Przepisz wszystkie poniższe wpisy, zamieniając "Category 2" na "Kategoria 2" i nie zmieniając niczego poza tym. Obrazki pomiń w odpowiedzi.

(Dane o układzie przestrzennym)
+---+

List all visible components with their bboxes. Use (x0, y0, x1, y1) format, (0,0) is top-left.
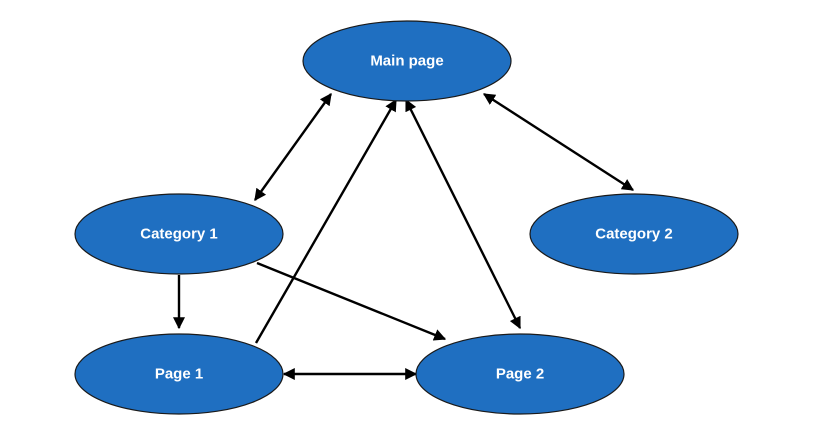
node-page-2[interactable]: Page 2 (415, 333, 625, 415)
edge-page-1-main-page (254, 98, 398, 344)
edge-main-page-category-1 (254, 93, 332, 201)
node-main-page-shape (302, 20, 512, 102)
node-page-1[interactable]: Page 1 (74, 333, 284, 415)
node-main-page[interactable]: Main page (302, 20, 512, 102)
node-category-2[interactable]: Category 2 (529, 193, 739, 275)
node-main-page-label: Main page (370, 53, 443, 70)
node-category-2-shape (529, 193, 739, 275)
node-page-2-shape (415, 333, 625, 415)
node-page-1-label: Page 1 (155, 366, 203, 383)
node-category-1-shape (74, 193, 284, 275)
node-category-1-label: Category 1 (140, 226, 218, 243)
edges-group (173, 92, 635, 380)
edge-main-page-page-2 (404, 98, 522, 330)
node-page-2-label: Page 2 (496, 366, 544, 383)
edge-main-page-category-2 (482, 92, 635, 192)
node-category-1[interactable]: Category 1 (74, 193, 284, 275)
edge-category-1-page-2 (256, 261, 447, 341)
node-category-2-label: Category 2 (595, 226, 673, 243)
node-page-1-shape (74, 333, 284, 415)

+---+

Gotowe rozwiązanie -
List all visible components with their bboxes. Use (x0, y0, x1, y1) format, (0,0) is top-left.
node-page-2[interactable]: Page 2 (415, 333, 625, 415)
edge-page-1-main-page (254, 98, 398, 344)
edge-main-page-category-1 (254, 93, 332, 201)
node-main-page-shape (302, 20, 512, 102)
node-page-1[interactable]: Page 1 (74, 333, 284, 415)
node-main-page[interactable]: Main page (302, 20, 512, 102)
node-category-2[interactable]: Kategoria 2 (529, 193, 739, 275)
node-main-page-label: Main page (370, 53, 443, 70)
node-category-2-shape (529, 193, 739, 275)
node-page-2-shape (415, 333, 625, 415)
node-page-1-label: Page 1 (155, 366, 203, 383)
node-category-1-shape (74, 193, 284, 275)
node-category-1-label: Category 1 (140, 226, 218, 243)
edges-group (173, 92, 635, 380)
edge-main-page-page-2 (404, 98, 522, 330)
node-page-2-label: Page 2 (496, 366, 544, 383)
edge-main-page-category-2 (482, 92, 635, 192)
node-category-1[interactable]: Category 1 (74, 193, 284, 275)
edge-category-1-page-2 (256, 261, 447, 341)
node-category-2-label: Kategoria 2 (595, 226, 673, 243)
node-page-1-shape (74, 333, 284, 415)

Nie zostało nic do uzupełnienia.